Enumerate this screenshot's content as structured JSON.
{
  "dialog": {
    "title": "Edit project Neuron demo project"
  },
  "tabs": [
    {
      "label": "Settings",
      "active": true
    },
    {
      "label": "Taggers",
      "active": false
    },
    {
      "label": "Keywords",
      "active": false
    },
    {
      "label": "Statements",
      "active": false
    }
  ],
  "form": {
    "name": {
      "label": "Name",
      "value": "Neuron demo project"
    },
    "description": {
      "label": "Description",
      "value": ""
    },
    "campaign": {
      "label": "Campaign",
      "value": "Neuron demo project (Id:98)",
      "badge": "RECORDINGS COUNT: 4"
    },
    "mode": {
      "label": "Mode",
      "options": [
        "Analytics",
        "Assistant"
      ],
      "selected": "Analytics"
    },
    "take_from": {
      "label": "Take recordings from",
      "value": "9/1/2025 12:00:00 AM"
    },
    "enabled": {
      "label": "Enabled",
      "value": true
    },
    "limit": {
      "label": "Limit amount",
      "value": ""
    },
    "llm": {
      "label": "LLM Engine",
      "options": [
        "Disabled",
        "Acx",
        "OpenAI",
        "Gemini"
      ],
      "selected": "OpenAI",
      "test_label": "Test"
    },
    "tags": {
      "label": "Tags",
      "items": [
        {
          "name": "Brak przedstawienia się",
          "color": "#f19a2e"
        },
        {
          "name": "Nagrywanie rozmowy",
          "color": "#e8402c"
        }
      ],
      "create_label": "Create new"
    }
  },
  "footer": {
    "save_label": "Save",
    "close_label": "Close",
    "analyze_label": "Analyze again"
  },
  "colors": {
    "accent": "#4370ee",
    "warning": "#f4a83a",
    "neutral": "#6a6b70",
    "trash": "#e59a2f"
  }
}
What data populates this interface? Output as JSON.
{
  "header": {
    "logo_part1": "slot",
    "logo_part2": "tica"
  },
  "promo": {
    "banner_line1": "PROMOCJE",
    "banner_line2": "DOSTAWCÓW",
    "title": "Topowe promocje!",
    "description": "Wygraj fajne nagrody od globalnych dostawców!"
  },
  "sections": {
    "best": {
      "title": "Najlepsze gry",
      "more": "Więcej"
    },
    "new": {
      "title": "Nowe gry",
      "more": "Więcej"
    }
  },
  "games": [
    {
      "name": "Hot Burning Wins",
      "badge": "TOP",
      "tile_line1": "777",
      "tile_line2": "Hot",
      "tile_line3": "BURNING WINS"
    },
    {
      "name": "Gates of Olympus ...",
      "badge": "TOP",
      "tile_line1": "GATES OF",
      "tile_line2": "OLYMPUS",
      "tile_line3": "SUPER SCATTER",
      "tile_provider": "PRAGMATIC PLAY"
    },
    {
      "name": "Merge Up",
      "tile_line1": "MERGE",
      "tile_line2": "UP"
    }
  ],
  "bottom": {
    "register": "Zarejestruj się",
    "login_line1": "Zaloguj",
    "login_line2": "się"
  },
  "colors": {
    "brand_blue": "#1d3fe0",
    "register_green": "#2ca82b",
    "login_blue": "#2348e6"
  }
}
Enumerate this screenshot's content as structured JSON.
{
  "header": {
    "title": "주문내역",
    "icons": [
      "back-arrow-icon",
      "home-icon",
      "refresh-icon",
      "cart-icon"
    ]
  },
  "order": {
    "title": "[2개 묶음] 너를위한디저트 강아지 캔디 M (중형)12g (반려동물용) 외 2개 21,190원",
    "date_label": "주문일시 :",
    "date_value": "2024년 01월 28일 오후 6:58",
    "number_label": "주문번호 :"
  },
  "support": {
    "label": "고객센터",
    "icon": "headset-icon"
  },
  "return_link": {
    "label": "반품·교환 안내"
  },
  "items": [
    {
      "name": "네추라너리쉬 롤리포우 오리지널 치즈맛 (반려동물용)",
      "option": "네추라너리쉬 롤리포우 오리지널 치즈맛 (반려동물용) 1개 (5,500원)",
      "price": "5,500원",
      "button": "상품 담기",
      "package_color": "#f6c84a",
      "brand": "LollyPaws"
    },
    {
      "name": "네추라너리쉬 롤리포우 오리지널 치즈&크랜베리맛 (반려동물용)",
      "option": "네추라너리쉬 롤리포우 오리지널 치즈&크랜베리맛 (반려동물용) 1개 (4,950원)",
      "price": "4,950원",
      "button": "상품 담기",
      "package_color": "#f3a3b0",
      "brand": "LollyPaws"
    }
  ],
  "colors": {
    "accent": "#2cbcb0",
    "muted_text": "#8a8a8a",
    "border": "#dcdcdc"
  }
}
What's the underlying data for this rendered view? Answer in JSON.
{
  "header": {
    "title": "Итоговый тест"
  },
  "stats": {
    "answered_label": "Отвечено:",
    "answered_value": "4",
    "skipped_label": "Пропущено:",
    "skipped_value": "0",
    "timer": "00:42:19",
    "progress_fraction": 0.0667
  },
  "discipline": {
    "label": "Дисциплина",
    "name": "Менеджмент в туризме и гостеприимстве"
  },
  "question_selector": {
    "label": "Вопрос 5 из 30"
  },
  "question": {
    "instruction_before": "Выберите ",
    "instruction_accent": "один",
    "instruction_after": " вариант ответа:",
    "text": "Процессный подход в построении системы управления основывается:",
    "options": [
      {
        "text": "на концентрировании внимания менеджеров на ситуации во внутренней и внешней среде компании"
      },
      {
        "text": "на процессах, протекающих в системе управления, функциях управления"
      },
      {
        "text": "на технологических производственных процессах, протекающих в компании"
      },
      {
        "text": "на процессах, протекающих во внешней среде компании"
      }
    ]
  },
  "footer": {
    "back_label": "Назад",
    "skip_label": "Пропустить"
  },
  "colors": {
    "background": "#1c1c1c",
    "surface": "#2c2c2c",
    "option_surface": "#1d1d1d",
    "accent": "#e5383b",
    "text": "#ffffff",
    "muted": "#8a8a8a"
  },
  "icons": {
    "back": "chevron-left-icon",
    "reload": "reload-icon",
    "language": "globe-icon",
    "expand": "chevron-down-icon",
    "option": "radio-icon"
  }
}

- [EXERCISE DETAILS]: Check each line of the records for the word "title" and extract those that contain it.

- [WORKED ANSWER]:
    "title": "Edit project Neuron demo project"
    "title": "Topowe promocje!",
      "title": "Najlepsze gry",
      "title": "Nowe gry",
    "title": "주문내역",
    "title": "[2개 묶음] 너를위한디저트 강아지 캔디 M (중형)12g (반려동물용) 외 2개 21,190원",
    "title": "Итоговый тест"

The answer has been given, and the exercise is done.